Your task: Copy each line below in which the word "teal" occurs.

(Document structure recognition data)
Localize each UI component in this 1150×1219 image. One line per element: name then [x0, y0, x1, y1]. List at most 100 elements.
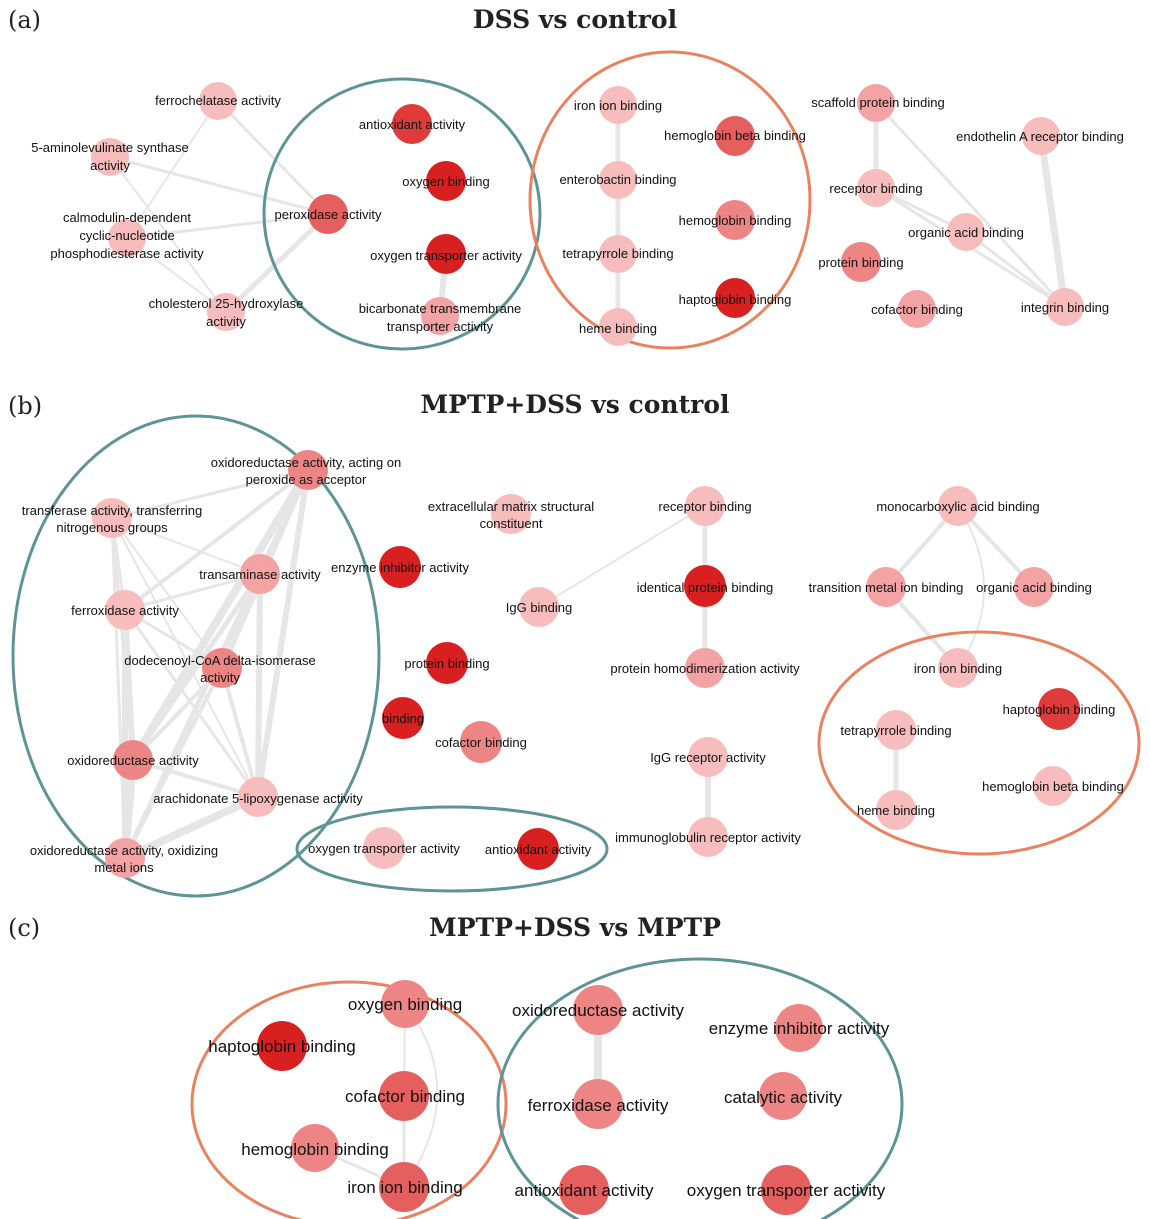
- panel-a: (a) DSS vs control: [8, 5, 1084, 351]
- node-endothelin-a-receptor-binding: [1022, 117, 1060, 155]
- node-dodecenoyl-coa-delta-isomerase: [202, 648, 242, 688]
- label-oxidoreductase-peroxide-acceptor: oxidoreductase activity, acting on peroxi…: [211, 455, 402, 487]
- edge-calmodulin-peroxidase: [125, 212, 330, 240]
- edge-b28: [121, 793, 262, 862]
- node-cofactor-binding: [379, 1071, 429, 1121]
- label-organic-acid-binding: organic acid binding: [976, 580, 1092, 595]
- label-cofactor-binding: cofactor binding: [345, 1087, 465, 1106]
- group-ellipse-teal-small: [295, 805, 609, 893]
- node-cofactor-binding: [898, 290, 936, 328]
- edge-scaffold-integrin: [874, 101, 1067, 309]
- node-iron-ion-binding: [938, 648, 978, 688]
- label-protein-homodimerization-activity: protein homodimerization activity: [610, 661, 800, 676]
- node-transition-metal-ion-binding: [866, 567, 906, 607]
- panel-c: (c) MPTP+DSS vs MPTP: [8, 913, 904, 1219]
- label-oxygen-transporter-activity: oxygen transporter activity: [308, 841, 460, 856]
- edge-calmodulin-cholesterol: [126, 237, 227, 313]
- label-monocarboxylic-acid-binding: monocarboxylic acid binding: [876, 499, 1039, 514]
- label-hemoglobin-beta-binding: hemoglobin beta binding: [664, 128, 806, 143]
- node-oxidoreductase-peroxide-acceptor: [288, 450, 328, 490]
- node-oxygen-transporter-activity: [363, 827, 405, 869]
- label-calmodulin-dependent-phosphodiesterase: calmodulin-dependent cyclic-nucleotide pho…: [50, 210, 204, 261]
- label-cofactor-binding: cofactor binding: [435, 735, 527, 750]
- edge-mono-iron: [957, 505, 985, 669]
- panel-b-groups: [11, 414, 1141, 898]
- node-organic-acid-binding: [1014, 567, 1054, 607]
- group-ellipse-teal: [262, 77, 542, 351]
- node-haptoglobin-binding: [257, 1021, 307, 1071]
- node-haptoglobin-binding: [715, 278, 755, 318]
- node-protein-binding: [426, 642, 468, 684]
- label-ferrochelatase-activity: ferrochelatase activity: [155, 93, 281, 108]
- node-oxygen-binding: [426, 161, 466, 201]
- node-haptoglobin-binding: [1038, 688, 1080, 730]
- node-igg-receptor-activity: [688, 737, 728, 777]
- node-oxidoreductase-activity: [573, 985, 623, 1035]
- label-scaffold-protein-binding: scaffold protein binding: [811, 95, 944, 110]
- node-protein-binding: [841, 242, 881, 282]
- edge-b25: [123, 666, 224, 860]
- node-extracellular-matrix-structural: [491, 494, 531, 534]
- node-igg-binding: [519, 587, 559, 627]
- label-oxygen-transporter-activity: oxygen transporter activity: [370, 248, 522, 263]
- edge-ferrochelatase-peroxidase: [216, 99, 330, 216]
- label-protein-binding: protein binding: [404, 656, 489, 671]
- label-tetrapyrrole-binding: tetrapyrrole binding: [562, 246, 673, 261]
- label-receptor-binding: receptor binding: [829, 181, 922, 196]
- label-extracellular-matrix-structural: extracellular matrix structural constitue…: [428, 499, 594, 531]
- edge-b12: [111, 517, 259, 798]
- panel-b: (b) MPTP+DSS vs control: [8, 390, 1141, 898]
- panel-b-label: (b): [8, 392, 42, 420]
- label-bicarbonate-transmembrane-transporter: bicarbonate transmembrane transporter act…: [359, 301, 522, 334]
- node-protein-homodimerization-activity: [685, 648, 725, 688]
- edge-b24: [220, 666, 260, 799]
- edge-ferrochelatase-calmodulin: [126, 100, 219, 239]
- edge-b21: [123, 608, 260, 799]
- group-ellipse-teal-large: [11, 414, 381, 898]
- label-transaminase-activity: transaminase activity: [199, 567, 321, 582]
- label-binding: binding: [382, 711, 424, 726]
- label-transition-metal-ion-binding: transition metal ion binding: [809, 580, 964, 595]
- panel-c-groups: [190, 957, 904, 1219]
- node-iron-ion-binding: [379, 1162, 429, 1212]
- label-oxygen-binding: oxygen binding: [348, 995, 462, 1014]
- label-hemoglobin-binding: hemoglobin binding: [679, 213, 792, 228]
- edge-b6: [255, 467, 311, 800]
- node-monocarboxylic-acid-binding: [938, 486, 978, 526]
- node-enzyme-inhibitor-activity: [775, 1004, 823, 1052]
- edge-receptor-igg: [538, 505, 706, 608]
- node-tetrapyrrole-binding: [599, 235, 637, 273]
- label-heme-binding: heme binding: [579, 321, 657, 336]
- node-immunoglobulin-receptor-activity: [688, 817, 728, 857]
- label-antioxidant-activity: antioxidant activity: [515, 1181, 654, 1200]
- node-hemoglobin-beta-binding: [1033, 766, 1073, 806]
- node-ferrochelatase-activity: [199, 82, 237, 120]
- node-iron-ion-binding: [599, 86, 637, 124]
- edge-b23: [131, 666, 224, 762]
- edge-b10: [111, 517, 223, 669]
- label-heme-binding: heme binding: [857, 803, 935, 818]
- node-ferroxidase-activity: [573, 1079, 623, 1129]
- node-receptor-binding: [685, 486, 725, 526]
- label-haptoglobin-binding: haptoglobin binding: [1003, 702, 1116, 717]
- node-transaminase-activity: [240, 554, 280, 594]
- node-cofactor-binding: [460, 721, 502, 763]
- panel-a-title: DSS vs control: [473, 5, 677, 34]
- edge-b26: [131, 758, 260, 799]
- label-integrin-binding: integrin binding: [1021, 300, 1109, 315]
- edge-b1: [110, 468, 310, 520]
- node-enterobactin-binding: [599, 161, 637, 199]
- edge-oxygen-iron: [403, 1003, 439, 1188]
- label-enzyme-inhibitor-activity: enzyme inhibitor activity: [709, 1019, 890, 1038]
- label-ferroxidase-activity: ferroxidase activity: [528, 1096, 669, 1115]
- node-arachidonate-5-lipoxygenase: [238, 777, 278, 817]
- label-transferase-activity-nitrogenous: transferase activity, transferring nitrog…: [22, 503, 202, 535]
- node-integrin-binding: [1046, 288, 1084, 326]
- label-catalytic-activity: catalytic activity: [724, 1088, 843, 1107]
- node-oxidoreductase-activity: [113, 740, 153, 780]
- group-ellipse-orange: [190, 980, 508, 1219]
- panel-a-groups: [262, 50, 812, 351]
- node-antioxidant-activity: [392, 104, 432, 144]
- node-ferroxidase-activity: [105, 590, 145, 630]
- label-igg-receptor-activity: IgG receptor activity: [650, 750, 766, 765]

Solution to this exercise:
- group-ellipse-teal-small: [295, 805, 609, 893]
- group-ellipse-teal: [262, 77, 542, 351]
- group-ellipse-teal-large: [11, 414, 381, 898]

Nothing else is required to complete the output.